Reproduce the material below verbatim, keeping every line and its order unchanged.
+===+
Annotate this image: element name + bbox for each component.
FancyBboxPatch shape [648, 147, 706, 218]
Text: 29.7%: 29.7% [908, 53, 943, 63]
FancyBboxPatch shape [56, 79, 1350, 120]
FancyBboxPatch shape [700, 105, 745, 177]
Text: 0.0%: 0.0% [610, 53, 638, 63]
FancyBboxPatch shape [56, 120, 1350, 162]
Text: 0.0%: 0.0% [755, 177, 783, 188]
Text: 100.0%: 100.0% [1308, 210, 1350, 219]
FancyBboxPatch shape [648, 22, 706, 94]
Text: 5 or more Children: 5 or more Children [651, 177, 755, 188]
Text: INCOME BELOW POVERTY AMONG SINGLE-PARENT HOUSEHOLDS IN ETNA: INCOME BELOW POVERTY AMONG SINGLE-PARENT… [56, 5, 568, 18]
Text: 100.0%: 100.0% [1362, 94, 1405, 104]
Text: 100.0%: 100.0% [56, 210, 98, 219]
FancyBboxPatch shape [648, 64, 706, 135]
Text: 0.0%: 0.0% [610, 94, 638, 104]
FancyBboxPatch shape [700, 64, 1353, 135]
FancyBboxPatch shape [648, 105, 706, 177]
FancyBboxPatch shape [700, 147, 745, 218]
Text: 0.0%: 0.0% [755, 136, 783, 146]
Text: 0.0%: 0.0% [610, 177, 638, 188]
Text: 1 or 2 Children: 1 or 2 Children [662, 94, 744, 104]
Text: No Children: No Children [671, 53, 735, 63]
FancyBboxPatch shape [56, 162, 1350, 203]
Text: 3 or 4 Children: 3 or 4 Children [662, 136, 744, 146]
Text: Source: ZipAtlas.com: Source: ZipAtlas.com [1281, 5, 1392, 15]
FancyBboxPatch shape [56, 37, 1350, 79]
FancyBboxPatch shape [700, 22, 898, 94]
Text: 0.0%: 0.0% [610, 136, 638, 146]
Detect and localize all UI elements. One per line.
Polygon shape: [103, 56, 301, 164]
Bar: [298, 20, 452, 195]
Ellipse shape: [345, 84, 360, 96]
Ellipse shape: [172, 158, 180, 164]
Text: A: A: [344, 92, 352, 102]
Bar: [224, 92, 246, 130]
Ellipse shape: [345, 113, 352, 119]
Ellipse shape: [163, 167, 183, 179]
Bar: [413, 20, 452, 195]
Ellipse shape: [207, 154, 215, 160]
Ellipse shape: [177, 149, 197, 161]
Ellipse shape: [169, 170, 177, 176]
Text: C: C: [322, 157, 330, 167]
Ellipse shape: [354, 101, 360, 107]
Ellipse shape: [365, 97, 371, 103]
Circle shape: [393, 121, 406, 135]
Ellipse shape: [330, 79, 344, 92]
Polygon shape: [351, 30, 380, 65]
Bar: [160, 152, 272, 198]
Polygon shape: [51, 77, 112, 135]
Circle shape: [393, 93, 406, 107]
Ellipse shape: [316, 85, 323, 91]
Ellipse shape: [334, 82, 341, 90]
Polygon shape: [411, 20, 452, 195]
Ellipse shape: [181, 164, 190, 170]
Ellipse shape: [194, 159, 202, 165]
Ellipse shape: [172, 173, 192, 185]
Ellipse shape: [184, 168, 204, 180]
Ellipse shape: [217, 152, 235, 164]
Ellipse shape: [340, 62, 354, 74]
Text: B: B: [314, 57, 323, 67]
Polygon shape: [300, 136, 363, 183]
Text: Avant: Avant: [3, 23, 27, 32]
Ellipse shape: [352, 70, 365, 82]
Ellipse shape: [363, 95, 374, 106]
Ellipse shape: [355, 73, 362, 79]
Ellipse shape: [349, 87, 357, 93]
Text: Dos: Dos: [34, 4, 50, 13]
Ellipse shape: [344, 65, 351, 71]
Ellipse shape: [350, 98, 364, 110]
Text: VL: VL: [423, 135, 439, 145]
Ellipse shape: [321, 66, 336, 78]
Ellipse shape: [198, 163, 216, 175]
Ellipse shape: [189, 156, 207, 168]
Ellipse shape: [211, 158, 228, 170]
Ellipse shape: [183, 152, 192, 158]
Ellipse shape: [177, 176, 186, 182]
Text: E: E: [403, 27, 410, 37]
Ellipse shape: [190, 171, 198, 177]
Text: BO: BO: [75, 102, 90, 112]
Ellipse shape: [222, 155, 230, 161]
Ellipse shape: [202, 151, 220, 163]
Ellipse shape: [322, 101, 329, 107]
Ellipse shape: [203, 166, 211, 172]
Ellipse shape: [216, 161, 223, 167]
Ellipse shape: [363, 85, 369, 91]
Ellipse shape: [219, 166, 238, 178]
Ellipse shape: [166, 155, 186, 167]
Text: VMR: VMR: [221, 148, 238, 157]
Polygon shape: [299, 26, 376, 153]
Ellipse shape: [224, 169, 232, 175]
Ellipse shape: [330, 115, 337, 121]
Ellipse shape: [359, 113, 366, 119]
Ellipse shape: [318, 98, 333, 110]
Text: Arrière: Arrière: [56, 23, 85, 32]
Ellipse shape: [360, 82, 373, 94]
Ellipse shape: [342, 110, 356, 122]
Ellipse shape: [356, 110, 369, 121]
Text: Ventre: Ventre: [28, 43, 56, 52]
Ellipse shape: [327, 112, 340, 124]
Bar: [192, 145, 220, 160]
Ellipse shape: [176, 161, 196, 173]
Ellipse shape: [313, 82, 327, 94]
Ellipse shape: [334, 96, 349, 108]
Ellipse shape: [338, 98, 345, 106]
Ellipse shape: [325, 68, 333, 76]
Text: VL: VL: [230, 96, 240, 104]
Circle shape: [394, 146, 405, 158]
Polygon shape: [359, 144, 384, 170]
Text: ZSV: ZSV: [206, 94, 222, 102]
+===+
**The result**:
Annotate this image: element name + bbox for each component.
FancyBboxPatch shape [648, 147, 706, 218]
Text: 29.7%: 29.7% [908, 53, 943, 63]
FancyBboxPatch shape [56, 79, 1350, 120]
FancyBboxPatch shape [700, 105, 745, 177]
Text: 0.0%: 0.0% [610, 53, 638, 63]
FancyBboxPatch shape [56, 120, 1350, 162]
Text: 0.0%: 0.0% [755, 177, 783, 188]
Text: 100.0%: 100.0% [1308, 210, 1350, 219]
FancyBboxPatch shape [648, 22, 706, 94]
Text: 5 or more Children: 5 or more Children [651, 177, 755, 188]
Text: INCOME BELOW POVERTY AMONG SINGLE-PARENT HOUSEHOLDS IN ETNA: INCOME BELOW POVERTY AMONG SINGLE-PARENT… [56, 5, 568, 18]
Text: 100.0%: 100.0% [1362, 94, 1405, 104]
Text: 100.0%: 100.0% [56, 210, 98, 219]
FancyBboxPatch shape [648, 64, 706, 135]
Text: 0.0%: 0.0% [610, 94, 638, 104]
FancyBboxPatch shape [700, 64, 1353, 135]
FancyBboxPatch shape [648, 105, 706, 177]
FancyBboxPatch shape [700, 147, 745, 218]
Text: 0.0%: 0.0% [755, 136, 783, 146]
Text: 0.0%: 0.0% [610, 177, 638, 188]
Text: 1 or 2 Children: 1 or 2 Children [662, 94, 744, 104]
Text: No Children: No Children [671, 53, 735, 63]
FancyBboxPatch shape [56, 162, 1350, 203]
Text: 3 or 4 Children: 3 or 4 Children [662, 136, 744, 146]
Text: Source: ZipAtlas.com: Source: ZipAtlas.com [1281, 5, 1392, 15]
FancyBboxPatch shape [56, 37, 1350, 79]
FancyBboxPatch shape [700, 22, 898, 94]
Text: 0.0%: 0.0% [610, 136, 638, 146]
Detect and localize all UI elements. One per line.
Polygon shape: [103, 56, 301, 164]
Bar: [298, 20, 452, 195]
Ellipse shape: [345, 84, 360, 96]
Ellipse shape: [172, 158, 180, 164]
Text: A: A: [344, 92, 352, 102]
Bar: [224, 92, 246, 130]
Ellipse shape: [345, 113, 352, 119]
Ellipse shape: [163, 167, 183, 179]
Bar: [413, 20, 452, 195]
Ellipse shape: [207, 154, 215, 160]
Ellipse shape: [177, 149, 197, 161]
Ellipse shape: [169, 170, 177, 176]
Text: C: C: [322, 157, 330, 167]
Ellipse shape: [354, 101, 360, 107]
Ellipse shape: [365, 97, 371, 103]
Circle shape: [393, 121, 406, 135]
Ellipse shape: [330, 79, 344, 92]
Polygon shape: [351, 30, 380, 65]
Bar: [160, 152, 272, 198]
Polygon shape: [51, 77, 112, 135]
Circle shape: [393, 93, 406, 107]
Ellipse shape: [316, 85, 323, 91]
Ellipse shape: [334, 82, 341, 90]
Polygon shape: [411, 20, 452, 195]
Ellipse shape: [181, 164, 190, 170]
Ellipse shape: [194, 159, 202, 165]
Ellipse shape: [172, 173, 192, 185]
Ellipse shape: [184, 168, 204, 180]
Ellipse shape: [217, 152, 235, 164]
Ellipse shape: [340, 62, 354, 74]
Text: B: B: [314, 57, 323, 67]
Polygon shape: [300, 136, 363, 183]
Text: Avant: Avant: [3, 23, 27, 32]
Ellipse shape: [352, 70, 365, 82]
Ellipse shape: [363, 95, 374, 106]
Ellipse shape: [355, 73, 362, 79]
Ellipse shape: [349, 87, 357, 93]
Text: Dos: Dos: [34, 4, 50, 13]
Ellipse shape: [344, 65, 351, 71]
Ellipse shape: [350, 98, 364, 110]
Text: VL: VL: [423, 135, 439, 145]
Ellipse shape: [321, 66, 336, 78]
Ellipse shape: [198, 163, 216, 175]
Ellipse shape: [189, 156, 207, 168]
Ellipse shape: [211, 158, 228, 170]
Ellipse shape: [183, 152, 192, 158]
Ellipse shape: [177, 176, 186, 182]
Text: E: E: [403, 27, 410, 37]
Ellipse shape: [190, 171, 198, 177]
Text: BO: BO: [75, 102, 90, 112]
Ellipse shape: [222, 155, 230, 161]
Ellipse shape: [202, 151, 220, 163]
Ellipse shape: [322, 101, 329, 107]
Ellipse shape: [203, 166, 211, 172]
Ellipse shape: [216, 161, 223, 167]
Ellipse shape: [363, 85, 369, 91]
Ellipse shape: [219, 166, 238, 178]
Ellipse shape: [166, 155, 186, 167]
Text: VMR: VMR: [221, 148, 238, 157]
Polygon shape: [299, 26, 376, 153]
Ellipse shape: [224, 169, 232, 175]
Ellipse shape: [330, 115, 337, 121]
Ellipse shape: [359, 113, 366, 119]
Ellipse shape: [318, 98, 333, 110]
Text: Arrière: Arrière: [56, 23, 85, 32]
Ellipse shape: [360, 82, 373, 94]
Ellipse shape: [342, 110, 356, 122]
Ellipse shape: [356, 110, 369, 121]
Text: Ventre: Ventre: [28, 43, 56, 52]
Ellipse shape: [327, 112, 340, 124]
Bar: [192, 145, 220, 160]
Ellipse shape: [176, 161, 196, 173]
Ellipse shape: [313, 82, 327, 94]
Ellipse shape: [334, 96, 349, 108]
Ellipse shape: [338, 98, 345, 106]
Ellipse shape: [325, 68, 333, 76]
Text: VL: VL: [230, 96, 240, 104]
Circle shape: [394, 146, 405, 158]
Polygon shape: [359, 144, 384, 170]
Text: ZSV: ZSV: [206, 94, 222, 102]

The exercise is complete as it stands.